-- Supplied material --

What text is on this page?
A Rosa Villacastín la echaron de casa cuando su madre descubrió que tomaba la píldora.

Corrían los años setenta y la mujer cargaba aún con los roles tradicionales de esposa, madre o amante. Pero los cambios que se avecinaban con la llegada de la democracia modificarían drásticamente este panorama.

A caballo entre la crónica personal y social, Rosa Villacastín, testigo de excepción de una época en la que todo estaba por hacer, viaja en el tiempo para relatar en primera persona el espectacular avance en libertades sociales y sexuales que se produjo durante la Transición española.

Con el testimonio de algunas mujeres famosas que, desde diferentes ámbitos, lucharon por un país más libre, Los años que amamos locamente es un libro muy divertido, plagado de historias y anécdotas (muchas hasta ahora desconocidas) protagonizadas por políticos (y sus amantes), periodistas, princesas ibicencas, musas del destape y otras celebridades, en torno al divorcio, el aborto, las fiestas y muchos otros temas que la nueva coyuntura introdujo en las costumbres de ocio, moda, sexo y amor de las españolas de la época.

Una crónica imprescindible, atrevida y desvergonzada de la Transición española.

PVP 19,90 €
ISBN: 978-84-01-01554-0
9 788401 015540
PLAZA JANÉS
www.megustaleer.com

-- Aim --
Make an exact copy of all the data.

-- Full solution --
What text is on this page?
A Rosa Villacastín la echaron de casa cuando su madre descubrió que tomaba la píldora.

Corrían los años setenta y la mujer cargaba aún con los roles tradicionales de esposa, madre o amante. Pero los cambios que se avecinaban con la llegada de la democracia modificarían drásticamente este panorama.

A caballo entre la crónica personal y social, Rosa Villacastín, testigo de excepción de una época en la que todo estaba por hacer, viaja en el tiempo para relatar en primera persona el espectacular avance en libertades sociales y sexuales que se produjo durante la Transición española.

Con el testimonio de algunas mujeres famosas que, desde diferentes ámbitos, lucharon por un país más libre, Los años que amamos locamente es un libro muy divertido, plagado de historias y anécdotas (muchas hasta ahora desconocidas) protagonizadas por políticos (y sus amantes), periodistas, princesas ibicencas, musas del destape y otras celebridades, en torno al divorcio, el aborto, las fiestas y muchos otros temas que la nueva coyuntura introdujo en las costumbres de ocio, moda, sexo y amor de las españolas de la época.

Una crónica imprescindible, atrevida y desvergonzada de la Transición española.

PVP 19,90 €
ISBN: 978-84-01-01554-0
9 788401 015540
PLAZA JANÉS
www.megustaleer.com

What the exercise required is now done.